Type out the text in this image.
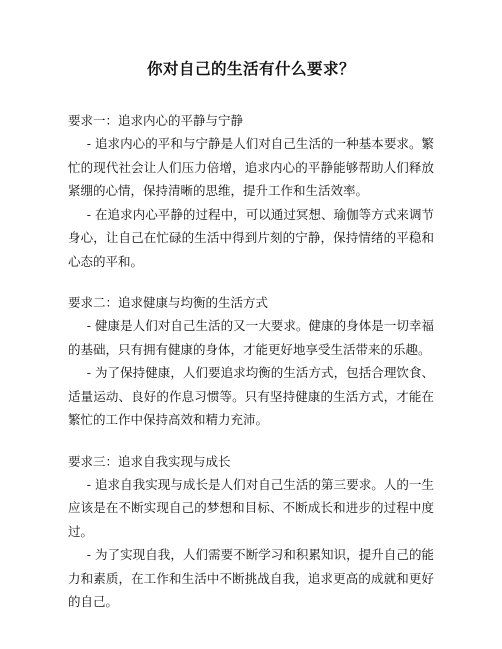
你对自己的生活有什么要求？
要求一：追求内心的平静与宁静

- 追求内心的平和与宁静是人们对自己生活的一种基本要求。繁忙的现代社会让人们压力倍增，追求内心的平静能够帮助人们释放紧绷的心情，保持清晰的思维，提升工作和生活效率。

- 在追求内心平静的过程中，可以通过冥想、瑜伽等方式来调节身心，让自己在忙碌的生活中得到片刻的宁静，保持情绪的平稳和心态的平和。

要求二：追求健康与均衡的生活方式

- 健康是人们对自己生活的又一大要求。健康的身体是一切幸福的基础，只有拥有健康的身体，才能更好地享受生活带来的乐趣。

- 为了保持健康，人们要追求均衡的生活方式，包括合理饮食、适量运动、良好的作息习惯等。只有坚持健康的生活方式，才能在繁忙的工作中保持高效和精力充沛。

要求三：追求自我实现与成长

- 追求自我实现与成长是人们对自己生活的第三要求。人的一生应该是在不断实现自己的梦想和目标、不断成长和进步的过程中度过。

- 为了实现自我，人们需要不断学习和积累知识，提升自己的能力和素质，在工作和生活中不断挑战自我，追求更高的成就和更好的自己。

● ● ● ●

### Exercise details
Reproduce every line above as written, skipping pictures.

### Written solution
Type out the text in this image.
你对自己的生活有什么要求？
要求一：追求内心的平静与宁静

- 追求内心的平和与宁静是人们对自己生活的一种基本要求。繁忙的现代社会让人们压力倍增，追求内心的平静能够帮助人们释放紧绷的心情，保持清晰的思维，提升工作和生活效率。

- 在追求内心平静的过程中，可以通过冥想、瑜伽等方式来调节身心，让自己在忙碌的生活中得到片刻的宁静，保持情绪的平稳和心态的平和。

要求二：追求健康与均衡的生活方式

- 健康是人们对自己生活的又一大要求。健康的身体是一切幸福的基础，只有拥有健康的身体，才能更好地享受生活带来的乐趣。

- 为了保持健康，人们要追求均衡的生活方式，包括合理饮食、适量运动、良好的作息习惯等。只有坚持健康的生活方式，才能在繁忙的工作中保持高效和精力充沛。

要求三：追求自我实现与成长

- 追求自我实现与成长是人们对自己生活的第三要求。人的一生应该是在不断实现自己的梦想和目标、不断成长和进步的过程中度过。

- 为了实现自我，人们需要不断学习和积累知识，提升自己的能力和素质，在工作和生活中不断挑战自我，追求更高的成就和更好的自己。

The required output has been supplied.